[RECORDS]:
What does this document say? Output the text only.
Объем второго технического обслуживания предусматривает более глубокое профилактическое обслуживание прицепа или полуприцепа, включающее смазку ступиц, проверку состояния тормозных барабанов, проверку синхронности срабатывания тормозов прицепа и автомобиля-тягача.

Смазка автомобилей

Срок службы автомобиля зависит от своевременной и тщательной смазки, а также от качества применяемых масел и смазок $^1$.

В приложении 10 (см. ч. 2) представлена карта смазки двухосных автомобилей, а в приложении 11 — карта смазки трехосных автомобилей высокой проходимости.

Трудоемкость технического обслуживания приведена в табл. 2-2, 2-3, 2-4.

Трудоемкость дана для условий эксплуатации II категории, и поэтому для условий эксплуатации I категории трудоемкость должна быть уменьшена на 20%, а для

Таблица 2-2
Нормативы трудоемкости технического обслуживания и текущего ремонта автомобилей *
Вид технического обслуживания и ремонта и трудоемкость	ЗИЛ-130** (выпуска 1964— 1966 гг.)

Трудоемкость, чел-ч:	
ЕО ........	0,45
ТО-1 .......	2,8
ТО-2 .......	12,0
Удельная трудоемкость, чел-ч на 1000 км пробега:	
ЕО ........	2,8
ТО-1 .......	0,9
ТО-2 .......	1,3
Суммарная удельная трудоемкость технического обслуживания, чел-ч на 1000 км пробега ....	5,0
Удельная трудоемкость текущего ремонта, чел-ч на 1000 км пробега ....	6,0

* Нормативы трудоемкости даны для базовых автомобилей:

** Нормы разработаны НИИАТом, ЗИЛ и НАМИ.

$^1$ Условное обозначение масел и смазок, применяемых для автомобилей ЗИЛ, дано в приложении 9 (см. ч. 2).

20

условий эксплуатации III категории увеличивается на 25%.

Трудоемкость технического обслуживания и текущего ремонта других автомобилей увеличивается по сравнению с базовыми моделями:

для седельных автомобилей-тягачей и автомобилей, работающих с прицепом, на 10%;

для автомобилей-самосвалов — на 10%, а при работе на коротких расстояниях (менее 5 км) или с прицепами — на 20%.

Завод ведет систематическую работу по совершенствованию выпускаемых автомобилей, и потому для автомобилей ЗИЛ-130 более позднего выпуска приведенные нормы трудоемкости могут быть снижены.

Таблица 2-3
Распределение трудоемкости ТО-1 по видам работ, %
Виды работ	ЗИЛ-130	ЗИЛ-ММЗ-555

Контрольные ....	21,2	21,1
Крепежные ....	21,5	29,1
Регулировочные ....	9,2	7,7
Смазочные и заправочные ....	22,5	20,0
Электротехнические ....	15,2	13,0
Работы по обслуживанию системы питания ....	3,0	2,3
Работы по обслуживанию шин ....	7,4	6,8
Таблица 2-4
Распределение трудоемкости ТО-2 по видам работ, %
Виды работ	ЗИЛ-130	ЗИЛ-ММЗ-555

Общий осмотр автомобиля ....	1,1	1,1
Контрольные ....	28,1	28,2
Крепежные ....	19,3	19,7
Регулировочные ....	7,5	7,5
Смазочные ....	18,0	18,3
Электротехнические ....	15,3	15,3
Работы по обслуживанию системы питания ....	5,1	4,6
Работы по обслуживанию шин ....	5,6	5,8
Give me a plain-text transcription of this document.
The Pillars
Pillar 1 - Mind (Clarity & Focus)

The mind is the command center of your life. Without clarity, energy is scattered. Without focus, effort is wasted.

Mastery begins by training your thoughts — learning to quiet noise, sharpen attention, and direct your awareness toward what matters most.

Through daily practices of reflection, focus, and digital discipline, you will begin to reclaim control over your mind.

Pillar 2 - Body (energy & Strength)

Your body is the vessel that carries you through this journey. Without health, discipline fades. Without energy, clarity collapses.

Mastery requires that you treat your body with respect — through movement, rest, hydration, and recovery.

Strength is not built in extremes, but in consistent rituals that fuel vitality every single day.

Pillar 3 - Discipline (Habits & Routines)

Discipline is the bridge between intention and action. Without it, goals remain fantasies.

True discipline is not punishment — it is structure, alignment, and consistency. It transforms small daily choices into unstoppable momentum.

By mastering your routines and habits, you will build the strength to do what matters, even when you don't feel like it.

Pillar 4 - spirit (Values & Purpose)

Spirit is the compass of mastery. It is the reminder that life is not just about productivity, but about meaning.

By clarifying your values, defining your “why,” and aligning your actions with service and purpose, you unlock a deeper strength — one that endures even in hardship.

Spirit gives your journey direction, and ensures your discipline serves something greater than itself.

[WRITTEN PROBLEM]:
Locate the word "matters" in the records and collect each line it appears in.

[THE RESULT]:
Mastery begins by training your thoughts — learning to quiet noise, sharpen attention, and direct your awareness toward what matters most.
By mastering your routines and habits, you will build the strength to do what matters, even when you don't feel like it.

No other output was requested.